* DATASET RECORDS
____

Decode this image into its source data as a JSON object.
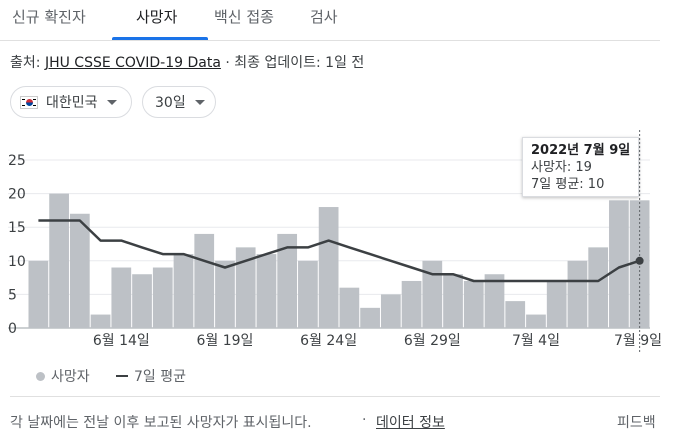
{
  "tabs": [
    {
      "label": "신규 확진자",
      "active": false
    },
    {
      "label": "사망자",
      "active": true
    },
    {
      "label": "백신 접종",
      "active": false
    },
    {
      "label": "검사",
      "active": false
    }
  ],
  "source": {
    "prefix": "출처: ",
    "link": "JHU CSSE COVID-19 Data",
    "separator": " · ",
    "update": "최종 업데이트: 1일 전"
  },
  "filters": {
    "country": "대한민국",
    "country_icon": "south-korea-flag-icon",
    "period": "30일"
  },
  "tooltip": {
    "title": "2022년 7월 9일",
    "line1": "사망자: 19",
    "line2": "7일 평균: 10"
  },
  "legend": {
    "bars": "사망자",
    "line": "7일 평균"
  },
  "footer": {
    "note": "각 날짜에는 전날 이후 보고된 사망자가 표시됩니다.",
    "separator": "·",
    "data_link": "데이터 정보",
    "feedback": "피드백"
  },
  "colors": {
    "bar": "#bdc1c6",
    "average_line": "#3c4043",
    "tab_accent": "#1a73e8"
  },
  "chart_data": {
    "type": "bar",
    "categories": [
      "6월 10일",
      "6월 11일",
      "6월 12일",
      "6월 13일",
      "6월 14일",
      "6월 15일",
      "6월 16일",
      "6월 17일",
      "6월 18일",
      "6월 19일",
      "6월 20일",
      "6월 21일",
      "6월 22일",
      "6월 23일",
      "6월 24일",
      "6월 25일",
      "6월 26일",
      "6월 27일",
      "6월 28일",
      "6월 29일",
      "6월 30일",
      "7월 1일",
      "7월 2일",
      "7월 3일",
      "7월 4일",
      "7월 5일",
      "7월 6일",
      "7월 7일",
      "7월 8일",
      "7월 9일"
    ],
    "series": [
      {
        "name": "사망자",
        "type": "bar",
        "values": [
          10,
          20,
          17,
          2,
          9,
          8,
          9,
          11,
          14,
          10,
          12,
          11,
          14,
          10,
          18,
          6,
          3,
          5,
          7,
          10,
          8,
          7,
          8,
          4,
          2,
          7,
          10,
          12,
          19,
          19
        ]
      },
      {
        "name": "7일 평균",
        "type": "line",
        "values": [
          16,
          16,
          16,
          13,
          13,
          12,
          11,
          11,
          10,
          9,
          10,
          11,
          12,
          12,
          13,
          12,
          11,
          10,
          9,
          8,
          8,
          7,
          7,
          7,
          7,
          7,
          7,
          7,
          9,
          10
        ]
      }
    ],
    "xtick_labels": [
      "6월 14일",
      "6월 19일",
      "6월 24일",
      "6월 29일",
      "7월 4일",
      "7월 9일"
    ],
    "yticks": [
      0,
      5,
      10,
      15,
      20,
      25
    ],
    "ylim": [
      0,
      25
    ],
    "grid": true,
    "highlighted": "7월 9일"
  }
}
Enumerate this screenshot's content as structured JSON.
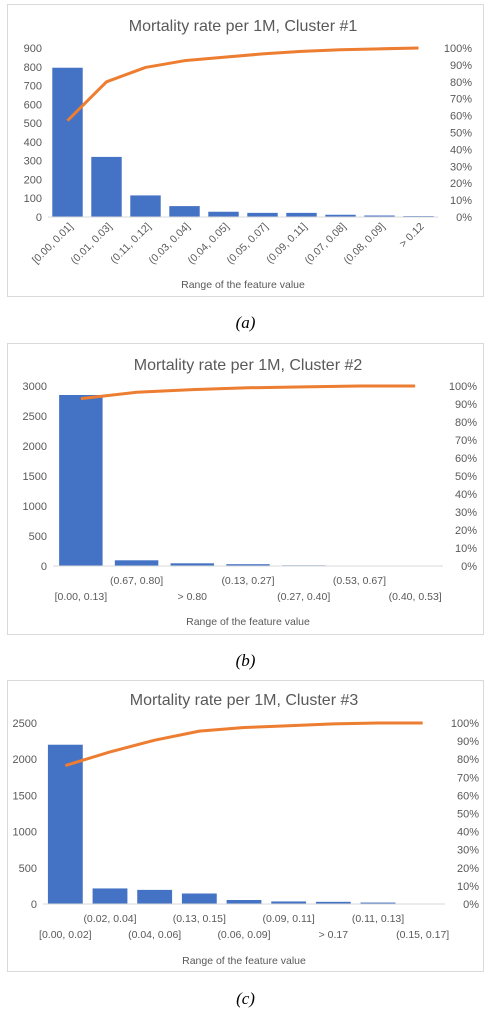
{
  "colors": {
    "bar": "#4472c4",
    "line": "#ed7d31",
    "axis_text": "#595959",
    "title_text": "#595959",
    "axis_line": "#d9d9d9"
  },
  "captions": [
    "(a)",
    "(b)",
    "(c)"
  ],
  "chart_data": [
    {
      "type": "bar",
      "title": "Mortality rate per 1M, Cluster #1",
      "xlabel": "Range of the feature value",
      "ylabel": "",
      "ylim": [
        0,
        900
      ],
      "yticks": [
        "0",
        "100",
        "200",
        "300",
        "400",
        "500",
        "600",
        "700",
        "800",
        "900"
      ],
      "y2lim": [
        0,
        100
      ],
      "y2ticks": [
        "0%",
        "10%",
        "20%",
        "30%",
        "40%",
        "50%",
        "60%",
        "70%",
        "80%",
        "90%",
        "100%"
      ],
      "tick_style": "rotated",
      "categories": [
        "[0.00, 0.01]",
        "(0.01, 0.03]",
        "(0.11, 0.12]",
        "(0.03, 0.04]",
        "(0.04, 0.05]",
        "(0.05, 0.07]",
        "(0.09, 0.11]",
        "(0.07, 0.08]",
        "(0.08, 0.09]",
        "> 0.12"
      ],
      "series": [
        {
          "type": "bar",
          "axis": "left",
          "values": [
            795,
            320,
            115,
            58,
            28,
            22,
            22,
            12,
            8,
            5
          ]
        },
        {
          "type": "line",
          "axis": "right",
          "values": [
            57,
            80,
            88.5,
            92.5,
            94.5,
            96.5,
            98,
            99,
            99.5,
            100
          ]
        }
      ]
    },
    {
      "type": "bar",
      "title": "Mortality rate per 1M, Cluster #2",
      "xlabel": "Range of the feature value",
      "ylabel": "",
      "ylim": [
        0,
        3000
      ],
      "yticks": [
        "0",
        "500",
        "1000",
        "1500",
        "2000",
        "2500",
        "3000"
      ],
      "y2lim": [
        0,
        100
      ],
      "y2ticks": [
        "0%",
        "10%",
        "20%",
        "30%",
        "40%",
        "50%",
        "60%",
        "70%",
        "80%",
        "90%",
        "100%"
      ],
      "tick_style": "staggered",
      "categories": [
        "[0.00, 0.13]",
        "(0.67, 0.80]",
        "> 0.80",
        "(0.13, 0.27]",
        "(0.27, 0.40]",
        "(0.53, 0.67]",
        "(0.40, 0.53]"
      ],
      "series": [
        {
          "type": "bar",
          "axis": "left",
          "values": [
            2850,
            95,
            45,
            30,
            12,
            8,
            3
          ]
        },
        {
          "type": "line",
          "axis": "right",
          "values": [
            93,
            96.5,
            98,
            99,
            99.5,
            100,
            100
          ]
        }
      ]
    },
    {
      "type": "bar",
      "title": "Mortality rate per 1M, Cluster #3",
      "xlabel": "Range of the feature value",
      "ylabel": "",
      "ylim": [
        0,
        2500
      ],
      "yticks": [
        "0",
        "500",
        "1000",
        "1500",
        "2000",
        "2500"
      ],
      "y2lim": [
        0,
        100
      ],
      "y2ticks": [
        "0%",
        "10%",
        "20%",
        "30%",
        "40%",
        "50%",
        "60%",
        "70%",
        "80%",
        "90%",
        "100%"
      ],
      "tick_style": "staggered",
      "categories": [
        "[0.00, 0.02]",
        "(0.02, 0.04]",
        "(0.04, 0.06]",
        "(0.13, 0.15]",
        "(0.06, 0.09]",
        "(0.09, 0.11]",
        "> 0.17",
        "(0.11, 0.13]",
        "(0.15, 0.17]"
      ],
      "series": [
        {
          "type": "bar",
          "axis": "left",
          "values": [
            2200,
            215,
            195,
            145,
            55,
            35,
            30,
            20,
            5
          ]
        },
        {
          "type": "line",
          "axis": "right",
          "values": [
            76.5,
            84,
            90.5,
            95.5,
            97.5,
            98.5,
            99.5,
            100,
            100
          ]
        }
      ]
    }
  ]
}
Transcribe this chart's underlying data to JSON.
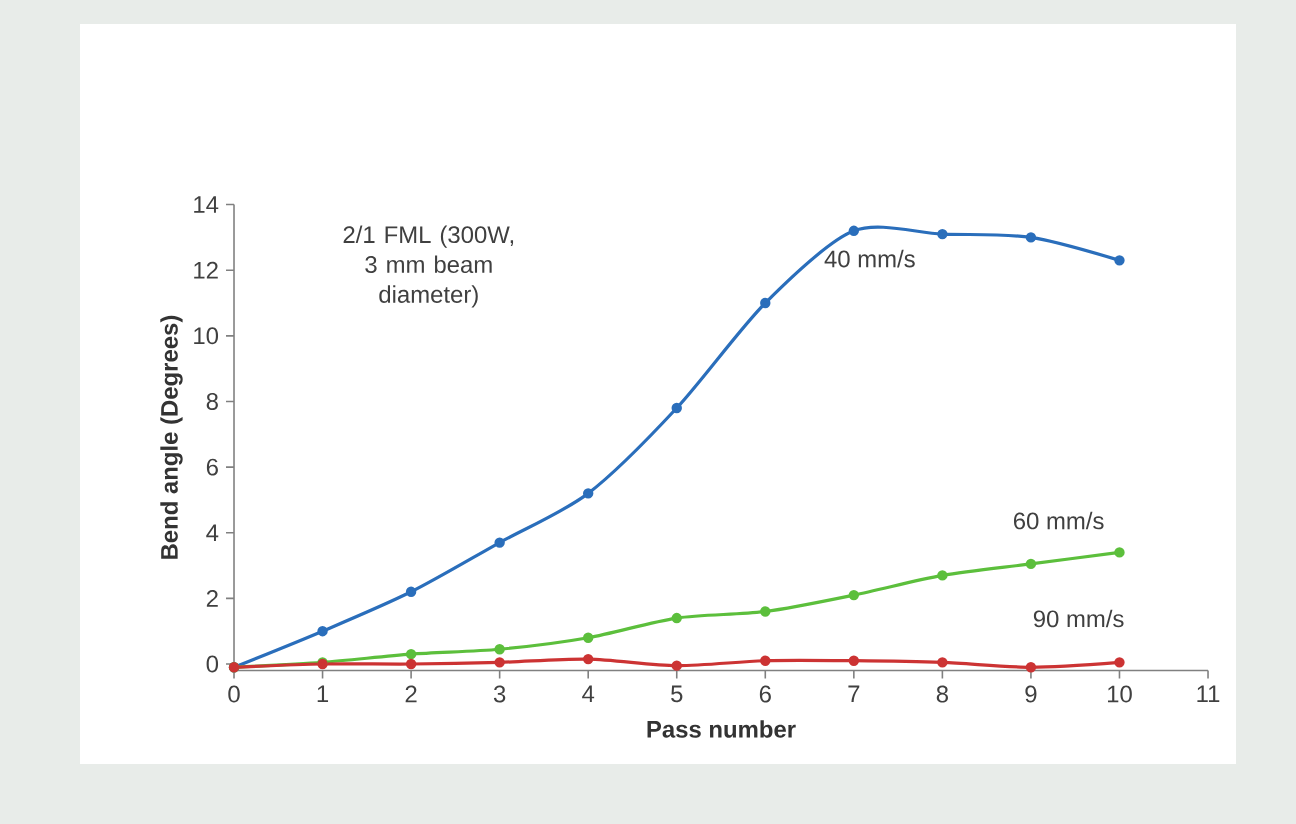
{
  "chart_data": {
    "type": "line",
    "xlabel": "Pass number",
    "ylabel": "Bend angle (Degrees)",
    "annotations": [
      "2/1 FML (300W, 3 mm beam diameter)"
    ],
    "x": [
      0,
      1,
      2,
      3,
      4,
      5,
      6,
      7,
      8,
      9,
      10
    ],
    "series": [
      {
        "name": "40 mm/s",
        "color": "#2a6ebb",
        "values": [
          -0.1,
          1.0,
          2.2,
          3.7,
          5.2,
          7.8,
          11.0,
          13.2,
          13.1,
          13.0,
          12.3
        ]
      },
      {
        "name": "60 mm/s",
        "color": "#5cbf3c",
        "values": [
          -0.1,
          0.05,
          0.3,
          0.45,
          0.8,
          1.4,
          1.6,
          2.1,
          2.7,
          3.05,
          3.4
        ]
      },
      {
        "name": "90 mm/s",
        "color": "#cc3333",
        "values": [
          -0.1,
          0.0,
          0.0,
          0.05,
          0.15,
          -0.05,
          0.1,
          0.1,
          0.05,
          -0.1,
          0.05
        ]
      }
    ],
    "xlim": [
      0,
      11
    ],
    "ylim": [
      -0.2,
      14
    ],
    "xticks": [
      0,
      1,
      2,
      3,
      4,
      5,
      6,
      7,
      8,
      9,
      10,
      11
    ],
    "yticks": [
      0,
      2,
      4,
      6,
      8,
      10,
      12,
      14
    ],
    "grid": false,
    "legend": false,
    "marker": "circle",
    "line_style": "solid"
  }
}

____

* EXERCISE REQUIREMENTS
Go through the preceding material and copy each line that has the word "Mortality".

* COMPLETE OUTPUT
      "title": "Mortality rate per 1M, Cluster #1",
      "title": "Mortality rate per 1M, Cluster #2",
      "title": "Mortality rate per 1M, Cluster #3",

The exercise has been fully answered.